TASK INSTRUCTIONS: In the material below, copy word for word the lines from the one containing "user-name[interactable]: 丛_027568893... [112, 448, 302, 478]" through the one containing "item-title[interactable]: 《水默一有情人终成眷属》 [116, 361, 440, 401]", including both.

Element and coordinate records

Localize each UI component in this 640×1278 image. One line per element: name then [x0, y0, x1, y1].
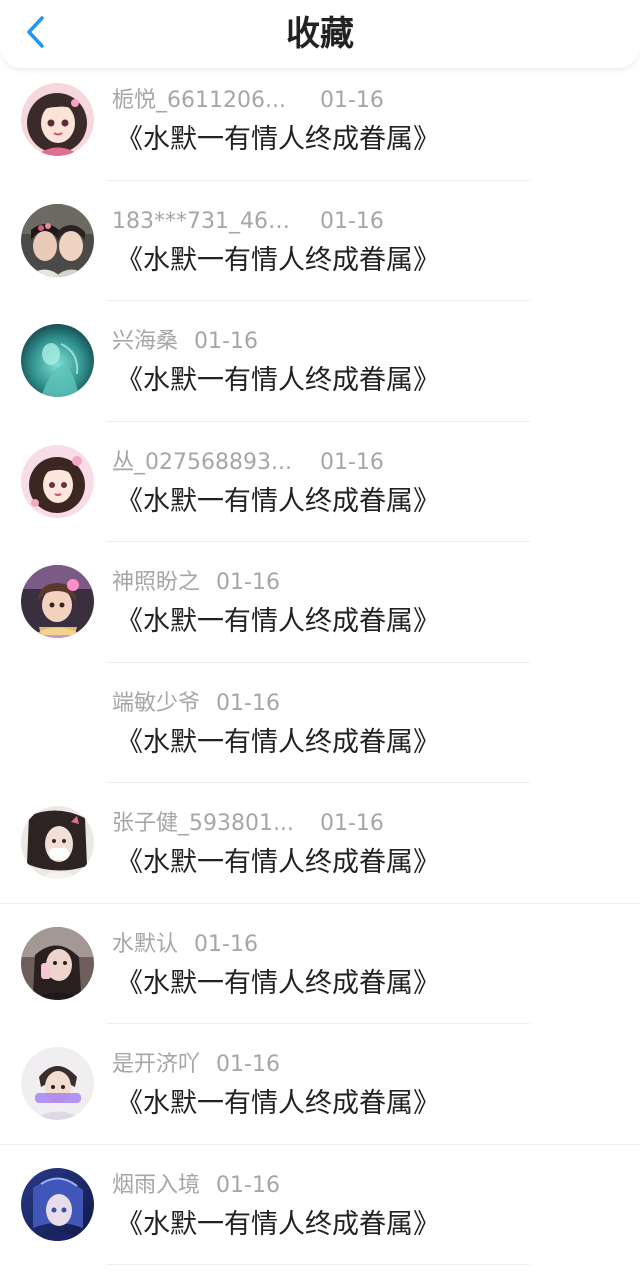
user-name[interactable]: 丛_027568893... [112, 448, 302, 478]
item-title[interactable]: 《水默一有情人终成眷属》 [116, 482, 440, 522]
item-meta: 端敏少爷 01-16 [112, 689, 532, 719]
avatar[interactable] [21, 83, 94, 156]
item-date: 01-16 [216, 1172, 280, 1198]
item-date: 01-16 [320, 208, 384, 234]
avatar[interactable] [21, 806, 94, 879]
item-date: 01-16 [194, 329, 258, 354]
avatar[interactable] [21, 1047, 94, 1120]
item-meta: 183***731_464... 01-16 [112, 207, 532, 237]
page-title: 收藏 [286, 14, 354, 54]
item-title[interactable]: 《水默一有情人终成眷属》 [116, 843, 440, 883]
top-bar: 收藏 [0, 0, 640, 68]
user-name[interactable]: 是开济吖 [112, 1050, 200, 1080]
user-name[interactable]: 栀悦_6611206... [112, 86, 302, 116]
list-item[interactable]: 183***731_464... 01-16 《水默一有情人终成眷属》 [0, 181, 640, 301]
list-item[interactable]: 栀悦_6611206... 01-16 《水默一有情人终成眷属》 [0, 60, 640, 181]
user-name[interactable]: 兴海桑 [112, 327, 178, 357]
item-title[interactable]: 《水默一有情人终成眷属》 [116, 120, 440, 160]
item-meta: 烟雨入境 01-16 [112, 1171, 532, 1201]
user-name[interactable]: 端敏少爷 [112, 689, 200, 719]
avatar[interactable] [21, 324, 94, 397]
item-title[interactable]: 《水默一有情人终成眷属》 [116, 964, 440, 1004]
favorites-list: 栀悦_6611206... 01-16 《水默一有情人终成眷属》 183***7… [0, 60, 640, 1265]
list-item[interactable]: 兴海桑 01-16 《水默一有情人终成眷属》 [0, 301, 640, 422]
item-date: 01-16 [320, 88, 384, 113]
item-date: 01-16 [320, 449, 384, 475]
avatar[interactable] [21, 444, 94, 518]
user-name[interactable]: 神照盼之 [112, 568, 200, 598]
list-item[interactable]: 水默认 01-16 《水默一有情人终成眷属》 [0, 904, 640, 1024]
item-meta: 神照盼之 01-16 [112, 568, 532, 598]
list-item[interactable]: 神照盼之 01-16 《水默一有情人终成眷属》 [0, 542, 640, 663]
item-meta: 栀悦_6611206... 01-16 [112, 86, 532, 116]
item-meta: 水默认 01-16 [112, 930, 532, 960]
avatar[interactable] [21, 926, 94, 1000]
list-item[interactable]: 烟雨入境 01-16 《水默一有情人终成眷属》 [0, 1145, 640, 1265]
user-name[interactable]: 烟雨入境 [112, 1171, 200, 1201]
item-title[interactable]: 《水默一有情人终成眷属》 [116, 361, 440, 401]
list-item[interactable]: 张子健_593801... 01-16 《水默一有情人终成眷属》 [0, 783, 640, 904]
divider [106, 1264, 530, 1265]
item-title[interactable]: 《水默一有情人终成眷属》 [116, 241, 440, 281]
list-item[interactable]: 是开济吖 01-16 《水默一有情人终成眷属》 [0, 1024, 640, 1145]
item-date: 01-16 [194, 931, 258, 957]
item-title[interactable]: 《水默一有情人终成眷属》 [116, 723, 440, 763]
item-date: 01-16 [216, 570, 280, 595]
avatar[interactable] [21, 1167, 94, 1241]
item-title[interactable]: 《水默一有情人终成眷属》 [116, 602, 440, 642]
item-meta: 张子健_593801... 01-16 [112, 809, 532, 839]
item-date: 01-16 [320, 811, 384, 836]
user-name[interactable]: 张子健_593801... [112, 809, 302, 839]
user-name[interactable]: 水默认 [112, 930, 178, 960]
list-item[interactable]: 丛_027568893... 01-16 《水默一有情人终成眷属》 [0, 422, 640, 542]
item-meta: 丛_027568893... 01-16 [112, 448, 532, 478]
avatar[interactable] [21, 565, 94, 638]
user-name[interactable]: 183***731_464... [112, 207, 302, 237]
favorites-page: 收藏 栀悦_6611206... 01-16 《水默一有情人终成眷属》 183*… [0, 0, 640, 1278]
item-title[interactable]: 《水默一有情人终成眷属》 [116, 1084, 440, 1124]
item-date: 01-16 [216, 690, 280, 716]
item-date: 01-16 [216, 1052, 280, 1077]
avatar[interactable] [21, 203, 94, 277]
item-meta: 是开济吖 01-16 [112, 1050, 532, 1080]
item-title[interactable]: 《水默一有情人终成眷属》 [116, 1205, 440, 1245]
list-item[interactable]: 端敏少爷 01-16 《水默一有情人终成眷属》 [0, 663, 640, 783]
item-meta: 兴海桑 01-16 [112, 327, 532, 357]
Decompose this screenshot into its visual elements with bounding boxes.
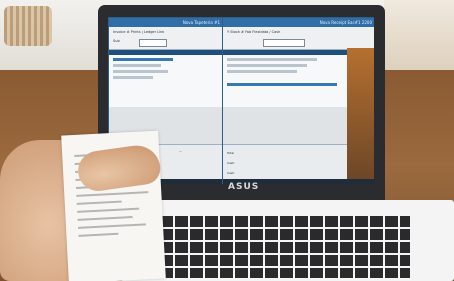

REPLY:
user-name[interactable]: 丛_027568893... [112, 448, 302, 478]
item-title[interactable]: 《水默一有情人终成眷属》 [116, 482, 440, 522]
item-meta: 端敏少爷 01-16 [112, 689, 532, 719]
avatar[interactable] [21, 83, 94, 156]
item-date: 01-16 [216, 1172, 280, 1198]
item-date: 01-16 [320, 208, 384, 234]
avatar[interactable] [21, 806, 94, 879]
item-date: 01-16 [194, 329, 258, 354]
avatar[interactable] [21, 1047, 94, 1120]
item-meta: 183***731_464... 01-16 [112, 207, 532, 237]
page-title: 收藏 [286, 14, 354, 54]
item-title[interactable]: 《水默一有情人终成眷属》 [116, 843, 440, 883]
top-bar: 收藏 [0, 0, 640, 68]
user-name[interactable]: 是开济吖 [112, 1050, 200, 1080]
user-name[interactable]: 栀悦_6611206... [112, 86, 302, 116]
list-item[interactable]: 183***731_464... 01-16 《水默一有情人终成眷属》 [0, 181, 640, 301]
list-item[interactable]: 栀悦_6611206... 01-16 《水默一有情人终成眷属》 [0, 60, 640, 181]
user-name[interactable]: 兴海桑 [112, 327, 178, 357]
item-title[interactable]: 《水默一有情人终成眷属》 [116, 120, 440, 160]
item-meta: 烟雨入境 01-16 [112, 1171, 532, 1201]
user-name[interactable]: 端敏少爷 [112, 689, 200, 719]
avatar[interactable] [21, 324, 94, 397]
item-title[interactable]: 《水默一有情人终成眷属》 [116, 964, 440, 1004]
favorites-list: 栀悦_6611206... 01-16 《水默一有情人终成眷属》 183***7… [0, 60, 640, 1265]
list-item[interactable]: 兴海桑 01-16 《水默一有情人终成眷属》 [0, 301, 640, 422]
item-date: 01-16 [320, 88, 384, 113]
item-date: 01-16 [320, 449, 384, 475]
avatar[interactable] [21, 444, 94, 518]
user-name[interactable]: 神照盼之 [112, 568, 200, 598]
list-item[interactable]: 水默认 01-16 《水默一有情人终成眷属》 [0, 904, 640, 1024]
item-meta: 神照盼之 01-16 [112, 568, 532, 598]
list-item[interactable]: 神照盼之 01-16 《水默一有情人终成眷属》 [0, 542, 640, 663]
item-meta: 栀悦_6611206... 01-16 [112, 86, 532, 116]
item-meta: 水默认 01-16 [112, 930, 532, 960]
avatar[interactable] [21, 926, 94, 1000]
list-item[interactable]: 烟雨入境 01-16 《水默一有情人终成眷属》 [0, 1145, 640, 1265]
user-name[interactable]: 烟雨入境 [112, 1171, 200, 1201]
item-title[interactable]: 《水默一有情人终成眷属》 [116, 361, 440, 401]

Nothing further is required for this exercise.